Scan the records and identify every line in which the string "Read" occurs, then return those lines.

* * * * * * * * *

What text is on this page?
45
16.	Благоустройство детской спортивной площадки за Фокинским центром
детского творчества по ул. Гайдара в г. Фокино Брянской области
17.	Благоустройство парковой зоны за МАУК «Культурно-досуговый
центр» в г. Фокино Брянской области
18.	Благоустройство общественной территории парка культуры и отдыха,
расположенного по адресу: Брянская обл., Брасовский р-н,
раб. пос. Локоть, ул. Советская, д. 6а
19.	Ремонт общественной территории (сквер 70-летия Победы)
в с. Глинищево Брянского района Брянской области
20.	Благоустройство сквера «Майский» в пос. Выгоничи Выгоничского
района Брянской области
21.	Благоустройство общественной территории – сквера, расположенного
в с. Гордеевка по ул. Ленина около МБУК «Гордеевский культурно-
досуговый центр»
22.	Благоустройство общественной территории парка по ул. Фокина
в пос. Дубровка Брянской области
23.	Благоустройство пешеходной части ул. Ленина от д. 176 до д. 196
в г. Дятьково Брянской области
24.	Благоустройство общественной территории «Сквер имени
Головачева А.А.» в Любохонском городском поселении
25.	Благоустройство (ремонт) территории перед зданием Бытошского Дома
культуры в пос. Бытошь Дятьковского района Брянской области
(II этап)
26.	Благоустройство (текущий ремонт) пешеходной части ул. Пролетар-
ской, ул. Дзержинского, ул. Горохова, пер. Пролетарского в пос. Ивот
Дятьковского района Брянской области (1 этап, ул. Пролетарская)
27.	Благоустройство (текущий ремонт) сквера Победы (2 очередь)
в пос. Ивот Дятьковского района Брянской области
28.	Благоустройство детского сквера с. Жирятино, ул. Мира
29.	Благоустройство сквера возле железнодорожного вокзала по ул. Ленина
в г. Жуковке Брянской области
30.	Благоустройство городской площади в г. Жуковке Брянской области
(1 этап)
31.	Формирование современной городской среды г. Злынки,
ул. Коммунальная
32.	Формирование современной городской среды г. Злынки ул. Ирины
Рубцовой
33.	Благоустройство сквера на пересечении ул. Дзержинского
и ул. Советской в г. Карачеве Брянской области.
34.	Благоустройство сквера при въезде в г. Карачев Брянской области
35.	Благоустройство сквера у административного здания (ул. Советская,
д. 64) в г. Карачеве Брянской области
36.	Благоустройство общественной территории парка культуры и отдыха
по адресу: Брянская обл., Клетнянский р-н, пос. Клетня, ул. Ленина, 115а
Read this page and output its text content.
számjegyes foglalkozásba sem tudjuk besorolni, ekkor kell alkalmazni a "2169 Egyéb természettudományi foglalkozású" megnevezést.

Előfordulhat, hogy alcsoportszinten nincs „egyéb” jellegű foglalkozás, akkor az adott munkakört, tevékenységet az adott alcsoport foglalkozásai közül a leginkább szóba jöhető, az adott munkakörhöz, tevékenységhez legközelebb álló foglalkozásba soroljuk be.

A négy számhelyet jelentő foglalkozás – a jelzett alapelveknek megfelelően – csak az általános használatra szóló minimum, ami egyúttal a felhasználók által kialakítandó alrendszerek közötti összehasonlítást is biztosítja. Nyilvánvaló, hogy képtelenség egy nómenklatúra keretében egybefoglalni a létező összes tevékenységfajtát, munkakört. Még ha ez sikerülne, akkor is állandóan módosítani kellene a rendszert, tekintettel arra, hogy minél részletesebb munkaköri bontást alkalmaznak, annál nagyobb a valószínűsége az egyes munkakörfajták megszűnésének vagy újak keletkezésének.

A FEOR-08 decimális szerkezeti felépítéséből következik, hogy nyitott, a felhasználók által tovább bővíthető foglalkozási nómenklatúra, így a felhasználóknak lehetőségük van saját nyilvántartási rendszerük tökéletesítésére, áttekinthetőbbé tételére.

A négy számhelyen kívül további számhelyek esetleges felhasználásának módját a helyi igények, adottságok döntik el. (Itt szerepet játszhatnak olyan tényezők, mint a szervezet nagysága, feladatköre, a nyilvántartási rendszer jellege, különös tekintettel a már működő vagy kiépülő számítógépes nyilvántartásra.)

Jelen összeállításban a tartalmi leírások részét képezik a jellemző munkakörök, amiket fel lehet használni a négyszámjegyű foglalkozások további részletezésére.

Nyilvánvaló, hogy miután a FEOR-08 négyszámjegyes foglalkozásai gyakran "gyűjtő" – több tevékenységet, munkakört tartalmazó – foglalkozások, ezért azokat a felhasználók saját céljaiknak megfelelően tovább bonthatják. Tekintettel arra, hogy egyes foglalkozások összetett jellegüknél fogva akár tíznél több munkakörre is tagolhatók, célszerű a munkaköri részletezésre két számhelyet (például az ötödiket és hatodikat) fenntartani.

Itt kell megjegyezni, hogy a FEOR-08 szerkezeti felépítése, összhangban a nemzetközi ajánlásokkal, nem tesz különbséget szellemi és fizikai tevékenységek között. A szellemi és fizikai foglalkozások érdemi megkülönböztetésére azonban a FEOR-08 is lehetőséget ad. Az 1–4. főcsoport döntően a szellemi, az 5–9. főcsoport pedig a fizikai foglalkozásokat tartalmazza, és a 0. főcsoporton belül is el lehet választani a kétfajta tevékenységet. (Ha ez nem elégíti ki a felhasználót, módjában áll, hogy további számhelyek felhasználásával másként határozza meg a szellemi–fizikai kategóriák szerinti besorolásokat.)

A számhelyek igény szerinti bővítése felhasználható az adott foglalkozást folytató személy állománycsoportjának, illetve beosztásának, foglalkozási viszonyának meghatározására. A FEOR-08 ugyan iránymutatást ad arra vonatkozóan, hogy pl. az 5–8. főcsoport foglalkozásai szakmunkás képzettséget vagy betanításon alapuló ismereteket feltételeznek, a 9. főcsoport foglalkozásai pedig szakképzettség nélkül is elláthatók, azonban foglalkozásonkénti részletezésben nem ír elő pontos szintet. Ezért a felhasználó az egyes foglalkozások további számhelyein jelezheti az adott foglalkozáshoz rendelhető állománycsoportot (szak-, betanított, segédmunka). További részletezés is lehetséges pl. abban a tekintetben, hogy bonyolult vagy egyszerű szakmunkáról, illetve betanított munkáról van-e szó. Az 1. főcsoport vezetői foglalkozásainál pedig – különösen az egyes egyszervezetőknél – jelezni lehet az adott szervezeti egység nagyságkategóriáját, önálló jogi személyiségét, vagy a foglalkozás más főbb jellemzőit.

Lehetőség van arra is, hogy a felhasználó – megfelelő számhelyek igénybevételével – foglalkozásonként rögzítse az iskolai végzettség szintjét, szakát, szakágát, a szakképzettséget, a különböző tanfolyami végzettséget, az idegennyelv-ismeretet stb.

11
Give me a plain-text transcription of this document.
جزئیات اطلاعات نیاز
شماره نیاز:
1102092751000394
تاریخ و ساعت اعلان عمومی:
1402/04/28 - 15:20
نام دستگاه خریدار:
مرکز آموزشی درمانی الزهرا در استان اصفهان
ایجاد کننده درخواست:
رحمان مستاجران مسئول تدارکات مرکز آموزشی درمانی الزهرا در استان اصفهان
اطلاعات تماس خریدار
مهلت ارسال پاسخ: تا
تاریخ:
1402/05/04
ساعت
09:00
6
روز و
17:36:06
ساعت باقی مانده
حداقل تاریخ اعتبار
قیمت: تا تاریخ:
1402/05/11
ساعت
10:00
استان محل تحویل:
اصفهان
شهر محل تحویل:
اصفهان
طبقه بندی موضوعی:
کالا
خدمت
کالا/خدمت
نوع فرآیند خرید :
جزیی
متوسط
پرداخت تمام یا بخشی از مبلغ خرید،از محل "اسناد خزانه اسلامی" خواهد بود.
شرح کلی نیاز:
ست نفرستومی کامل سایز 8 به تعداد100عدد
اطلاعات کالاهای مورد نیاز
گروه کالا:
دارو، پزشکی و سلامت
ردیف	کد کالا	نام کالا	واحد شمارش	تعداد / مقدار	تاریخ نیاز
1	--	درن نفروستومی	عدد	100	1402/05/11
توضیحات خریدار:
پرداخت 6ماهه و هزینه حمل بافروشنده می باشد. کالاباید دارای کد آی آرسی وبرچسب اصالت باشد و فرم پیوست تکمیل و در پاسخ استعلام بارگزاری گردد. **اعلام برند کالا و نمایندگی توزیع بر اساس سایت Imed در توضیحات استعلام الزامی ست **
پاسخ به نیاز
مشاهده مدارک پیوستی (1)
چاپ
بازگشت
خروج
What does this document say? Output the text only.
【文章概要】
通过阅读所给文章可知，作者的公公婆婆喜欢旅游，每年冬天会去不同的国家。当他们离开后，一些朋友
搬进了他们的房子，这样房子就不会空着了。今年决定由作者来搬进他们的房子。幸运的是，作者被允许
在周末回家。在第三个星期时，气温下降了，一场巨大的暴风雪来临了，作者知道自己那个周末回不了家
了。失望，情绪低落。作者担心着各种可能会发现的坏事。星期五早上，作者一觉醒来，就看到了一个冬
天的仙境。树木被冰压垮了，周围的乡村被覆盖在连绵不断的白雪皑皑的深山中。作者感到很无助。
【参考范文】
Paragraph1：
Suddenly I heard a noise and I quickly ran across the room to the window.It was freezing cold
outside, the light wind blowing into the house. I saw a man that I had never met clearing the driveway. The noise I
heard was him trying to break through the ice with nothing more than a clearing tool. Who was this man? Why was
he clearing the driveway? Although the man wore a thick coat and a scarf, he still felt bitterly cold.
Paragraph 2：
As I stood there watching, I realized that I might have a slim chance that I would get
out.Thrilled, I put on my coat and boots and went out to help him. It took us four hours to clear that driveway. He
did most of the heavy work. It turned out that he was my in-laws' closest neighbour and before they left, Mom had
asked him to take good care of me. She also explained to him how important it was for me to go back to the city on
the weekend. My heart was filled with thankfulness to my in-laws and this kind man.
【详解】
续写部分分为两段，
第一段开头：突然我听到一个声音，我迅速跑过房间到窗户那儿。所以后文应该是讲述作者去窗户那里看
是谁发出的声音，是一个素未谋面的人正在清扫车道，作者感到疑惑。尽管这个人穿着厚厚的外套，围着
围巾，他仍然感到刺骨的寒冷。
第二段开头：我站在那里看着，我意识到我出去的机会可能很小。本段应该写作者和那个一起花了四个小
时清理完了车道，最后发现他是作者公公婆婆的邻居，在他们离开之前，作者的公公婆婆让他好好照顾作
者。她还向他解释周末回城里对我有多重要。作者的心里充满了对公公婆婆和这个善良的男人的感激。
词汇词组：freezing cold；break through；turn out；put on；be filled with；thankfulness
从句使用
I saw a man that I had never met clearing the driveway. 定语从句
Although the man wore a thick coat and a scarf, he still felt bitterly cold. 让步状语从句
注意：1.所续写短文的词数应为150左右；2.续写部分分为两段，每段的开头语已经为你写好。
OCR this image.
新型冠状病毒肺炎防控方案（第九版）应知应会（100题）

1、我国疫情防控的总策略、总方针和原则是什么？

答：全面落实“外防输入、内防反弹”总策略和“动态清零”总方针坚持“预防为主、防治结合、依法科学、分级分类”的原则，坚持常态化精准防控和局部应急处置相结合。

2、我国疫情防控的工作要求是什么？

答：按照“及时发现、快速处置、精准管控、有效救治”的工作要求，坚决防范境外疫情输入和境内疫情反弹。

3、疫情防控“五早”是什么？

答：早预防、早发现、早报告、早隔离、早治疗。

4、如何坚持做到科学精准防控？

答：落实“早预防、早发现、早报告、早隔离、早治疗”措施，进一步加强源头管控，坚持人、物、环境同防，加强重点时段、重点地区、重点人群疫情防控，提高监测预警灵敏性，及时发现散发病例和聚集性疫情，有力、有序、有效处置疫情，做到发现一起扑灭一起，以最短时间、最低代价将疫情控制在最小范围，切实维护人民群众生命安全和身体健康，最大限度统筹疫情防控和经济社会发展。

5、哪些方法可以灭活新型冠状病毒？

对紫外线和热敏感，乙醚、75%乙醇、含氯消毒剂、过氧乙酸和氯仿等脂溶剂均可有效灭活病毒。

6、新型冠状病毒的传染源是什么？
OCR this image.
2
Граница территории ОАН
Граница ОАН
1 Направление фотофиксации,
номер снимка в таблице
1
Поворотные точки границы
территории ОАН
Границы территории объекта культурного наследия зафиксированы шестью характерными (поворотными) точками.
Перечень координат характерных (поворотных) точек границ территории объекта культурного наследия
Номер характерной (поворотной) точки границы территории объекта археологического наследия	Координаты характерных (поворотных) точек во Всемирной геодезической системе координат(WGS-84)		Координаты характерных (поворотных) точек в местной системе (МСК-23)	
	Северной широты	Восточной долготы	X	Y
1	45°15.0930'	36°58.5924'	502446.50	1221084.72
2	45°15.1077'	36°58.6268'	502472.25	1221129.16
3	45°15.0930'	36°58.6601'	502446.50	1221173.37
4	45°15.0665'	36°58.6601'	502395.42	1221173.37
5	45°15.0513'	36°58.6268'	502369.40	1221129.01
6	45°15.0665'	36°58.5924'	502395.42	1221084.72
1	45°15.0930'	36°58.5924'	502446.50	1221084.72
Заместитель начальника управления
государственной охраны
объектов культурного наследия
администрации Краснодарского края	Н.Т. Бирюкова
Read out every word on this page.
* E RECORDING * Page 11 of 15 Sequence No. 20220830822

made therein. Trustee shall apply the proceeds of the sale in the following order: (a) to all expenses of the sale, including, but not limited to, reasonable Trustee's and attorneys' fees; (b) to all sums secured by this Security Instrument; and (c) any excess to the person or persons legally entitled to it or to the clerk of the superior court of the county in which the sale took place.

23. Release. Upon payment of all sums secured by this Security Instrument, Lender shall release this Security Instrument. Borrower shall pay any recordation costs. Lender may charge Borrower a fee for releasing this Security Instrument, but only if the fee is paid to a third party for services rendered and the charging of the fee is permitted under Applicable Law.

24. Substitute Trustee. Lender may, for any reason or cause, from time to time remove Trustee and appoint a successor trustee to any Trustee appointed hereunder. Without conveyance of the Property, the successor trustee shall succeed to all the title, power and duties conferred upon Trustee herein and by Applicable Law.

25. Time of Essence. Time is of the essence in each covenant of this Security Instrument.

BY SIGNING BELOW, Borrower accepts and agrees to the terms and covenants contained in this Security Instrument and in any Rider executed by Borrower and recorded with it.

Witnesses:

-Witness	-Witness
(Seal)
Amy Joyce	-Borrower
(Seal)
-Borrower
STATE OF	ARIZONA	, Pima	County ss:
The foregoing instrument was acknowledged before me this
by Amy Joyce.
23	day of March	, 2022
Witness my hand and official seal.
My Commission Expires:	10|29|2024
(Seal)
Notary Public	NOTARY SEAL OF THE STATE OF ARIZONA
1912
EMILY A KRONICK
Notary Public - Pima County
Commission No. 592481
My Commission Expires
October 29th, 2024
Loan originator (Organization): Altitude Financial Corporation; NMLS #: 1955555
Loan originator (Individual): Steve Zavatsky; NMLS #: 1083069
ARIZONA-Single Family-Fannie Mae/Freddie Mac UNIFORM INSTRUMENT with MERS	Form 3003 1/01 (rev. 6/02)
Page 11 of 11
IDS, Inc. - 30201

* * * * * * * * *

# Solution to this task
Read this page and output its text content.
Read out every word on this page.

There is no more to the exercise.